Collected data
start

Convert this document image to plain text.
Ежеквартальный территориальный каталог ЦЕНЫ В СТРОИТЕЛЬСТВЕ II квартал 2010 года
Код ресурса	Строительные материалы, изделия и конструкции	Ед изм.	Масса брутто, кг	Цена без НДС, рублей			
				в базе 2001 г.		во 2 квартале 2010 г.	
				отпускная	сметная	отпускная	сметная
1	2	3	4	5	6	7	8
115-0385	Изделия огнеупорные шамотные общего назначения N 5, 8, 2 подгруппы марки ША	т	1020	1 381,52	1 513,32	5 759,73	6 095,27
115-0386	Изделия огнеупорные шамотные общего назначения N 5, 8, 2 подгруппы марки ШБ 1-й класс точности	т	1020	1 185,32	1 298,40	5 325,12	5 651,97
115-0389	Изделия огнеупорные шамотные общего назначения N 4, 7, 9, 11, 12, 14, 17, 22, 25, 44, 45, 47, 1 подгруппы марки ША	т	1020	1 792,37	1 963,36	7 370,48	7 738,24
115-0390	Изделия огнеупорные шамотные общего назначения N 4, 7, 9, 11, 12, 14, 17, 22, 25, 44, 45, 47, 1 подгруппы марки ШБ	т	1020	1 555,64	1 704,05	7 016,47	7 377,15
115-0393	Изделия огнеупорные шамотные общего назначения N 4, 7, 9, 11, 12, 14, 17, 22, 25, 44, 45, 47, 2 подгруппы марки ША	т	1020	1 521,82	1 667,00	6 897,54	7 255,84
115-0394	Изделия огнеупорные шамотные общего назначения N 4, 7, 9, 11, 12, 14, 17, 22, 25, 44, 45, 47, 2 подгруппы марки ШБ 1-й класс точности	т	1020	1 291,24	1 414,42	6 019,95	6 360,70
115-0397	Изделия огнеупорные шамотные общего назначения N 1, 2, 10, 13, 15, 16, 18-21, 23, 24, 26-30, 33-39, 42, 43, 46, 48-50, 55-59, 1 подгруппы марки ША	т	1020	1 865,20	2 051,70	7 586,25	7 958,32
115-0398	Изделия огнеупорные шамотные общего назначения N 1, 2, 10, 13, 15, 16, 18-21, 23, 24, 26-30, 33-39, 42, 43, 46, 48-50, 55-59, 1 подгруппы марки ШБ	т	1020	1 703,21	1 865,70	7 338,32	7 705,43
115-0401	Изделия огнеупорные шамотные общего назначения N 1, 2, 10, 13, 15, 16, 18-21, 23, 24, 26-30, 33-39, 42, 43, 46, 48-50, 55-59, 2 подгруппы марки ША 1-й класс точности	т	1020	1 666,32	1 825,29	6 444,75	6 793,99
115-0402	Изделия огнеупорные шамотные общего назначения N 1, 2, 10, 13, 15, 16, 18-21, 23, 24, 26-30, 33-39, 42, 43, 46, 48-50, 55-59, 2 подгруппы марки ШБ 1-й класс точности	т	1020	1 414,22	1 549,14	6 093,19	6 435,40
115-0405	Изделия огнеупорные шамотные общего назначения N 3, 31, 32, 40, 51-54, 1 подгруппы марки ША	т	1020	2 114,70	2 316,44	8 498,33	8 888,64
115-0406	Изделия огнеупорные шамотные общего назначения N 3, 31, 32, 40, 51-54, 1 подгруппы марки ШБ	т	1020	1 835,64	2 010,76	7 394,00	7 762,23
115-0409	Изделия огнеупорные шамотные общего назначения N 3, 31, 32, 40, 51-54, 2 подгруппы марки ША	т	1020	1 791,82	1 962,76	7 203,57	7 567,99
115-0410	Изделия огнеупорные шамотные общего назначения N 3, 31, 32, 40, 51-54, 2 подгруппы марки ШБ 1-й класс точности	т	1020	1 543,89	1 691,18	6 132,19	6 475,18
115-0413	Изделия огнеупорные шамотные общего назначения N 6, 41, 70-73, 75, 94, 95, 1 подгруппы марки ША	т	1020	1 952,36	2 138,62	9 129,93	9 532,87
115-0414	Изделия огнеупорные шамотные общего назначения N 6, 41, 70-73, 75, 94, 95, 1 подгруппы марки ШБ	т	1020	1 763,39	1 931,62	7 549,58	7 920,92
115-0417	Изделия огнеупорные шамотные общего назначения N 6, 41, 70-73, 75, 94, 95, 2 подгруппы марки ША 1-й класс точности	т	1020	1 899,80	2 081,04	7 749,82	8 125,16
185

end

● Problem to work on
Print the listing above in its entirety, with every line exact.

● Result below
Convert this document image to plain text.
Ежеквартальный территориальный каталог ЦЕНЫ В СТРОИТЕЛЬСТВЕ II квартал 2010 года
Код ресурса	Строительные материалы, изделия и конструкции	Ед изм.	Масса брутто, кг	Цена без НДС, рублей			
				в базе 2001 г.		во 2 квартале 2010 г.	
				отпускная	сметная	отпускная	сметная
1	2	3	4	5	6	7	8
115-0385	Изделия огнеупорные шамотные общего назначения N 5, 8, 2 подгруппы марки ША	т	1020	1 381,52	1 513,32	5 759,73	6 095,27
115-0386	Изделия огнеупорные шамотные общего назначения N 5, 8, 2 подгруппы марки ШБ 1-й класс точности	т	1020	1 185,32	1 298,40	5 325,12	5 651,97
115-0389	Изделия огнеупорные шамотные общего назначения N 4, 7, 9, 11, 12, 14, 17, 22, 25, 44, 45, 47, 1 подгруппы марки ША	т	1020	1 792,37	1 963,36	7 370,48	7 738,24
115-0390	Изделия огнеупорные шамотные общего назначения N 4, 7, 9, 11, 12, 14, 17, 22, 25, 44, 45, 47, 1 подгруппы марки ШБ	т	1020	1 555,64	1 704,05	7 016,47	7 377,15
115-0393	Изделия огнеупорные шамотные общего назначения N 4, 7, 9, 11, 12, 14, 17, 22, 25, 44, 45, 47, 2 подгруппы марки ША	т	1020	1 521,82	1 667,00	6 897,54	7 255,84
115-0394	Изделия огнеупорные шамотные общего назначения N 4, 7, 9, 11, 12, 14, 17, 22, 25, 44, 45, 47, 2 подгруппы марки ШБ 1-й класс точности	т	1020	1 291,24	1 414,42	6 019,95	6 360,70
115-0397	Изделия огнеупорные шамотные общего назначения N 1, 2, 10, 13, 15, 16, 18-21, 23, 24, 26-30, 33-39, 42, 43, 46, 48-50, 55-59, 1 подгруппы марки ША	т	1020	1 865,20	2 051,70	7 586,25	7 958,32
115-0398	Изделия огнеупорные шамотные общего назначения N 1, 2, 10, 13, 15, 16, 18-21, 23, 24, 26-30, 33-39, 42, 43, 46, 48-50, 55-59, 1 подгруппы марки ШБ	т	1020	1 703,21	1 865,70	7 338,32	7 705,43
115-0401	Изделия огнеупорные шамотные общего назначения N 1, 2, 10, 13, 15, 16, 18-21, 23, 24, 26-30, 33-39, 42, 43, 46, 48-50, 55-59, 2 подгруппы марки ША 1-й класс точности	т	1020	1 666,32	1 825,29	6 444,75	6 793,99
115-0402	Изделия огнеупорные шамотные общего назначения N 1, 2, 10, 13, 15, 16, 18-21, 23, 24, 26-30, 33-39, 42, 43, 46, 48-50, 55-59, 2 подгруппы марки ШБ 1-й класс точности	т	1020	1 414,22	1 549,14	6 093,19	6 435,40
115-0405	Изделия огнеупорные шамотные общего назначения N 3, 31, 32, 40, 51-54, 1 подгруппы марки ША	т	1020	2 114,70	2 316,44	8 498,33	8 888,64
115-0406	Изделия огнеупорные шамотные общего назначения N 3, 31, 32, 40, 51-54, 1 подгруппы марки ШБ	т	1020	1 835,64	2 010,76	7 394,00	7 762,23
115-0409	Изделия огнеупорные шамотные общего назначения N 3, 31, 32, 40, 51-54, 2 подгруппы марки ША	т	1020	1 791,82	1 962,76	7 203,57	7 567,99
115-0410	Изделия огнеупорные шамотные общего назначения N 3, 31, 32, 40, 51-54, 2 подгруппы марки ШБ 1-й класс точности	т	1020	1 543,89	1 691,18	6 132,19	6 475,18
115-0413	Изделия огнеупорные шамотные общего назначения N 6, 41, 70-73, 75, 94, 95, 1 подгруппы марки ША	т	1020	1 952,36	2 138,62	9 129,93	9 532,87
115-0414	Изделия огнеупорные шамотные общего назначения N 6, 41, 70-73, 75, 94, 95, 1 подгруппы марки ШБ	т	1020	1 763,39	1 931,62	7 549,58	7 920,92
115-0417	Изделия огнеупорные шамотные общего назначения N 6, 41, 70-73, 75, 94, 95, 2 подгруппы марки ША 1-й класс точности	т	1020	1 899,80	2 081,04	7 749,82	8 125,16
185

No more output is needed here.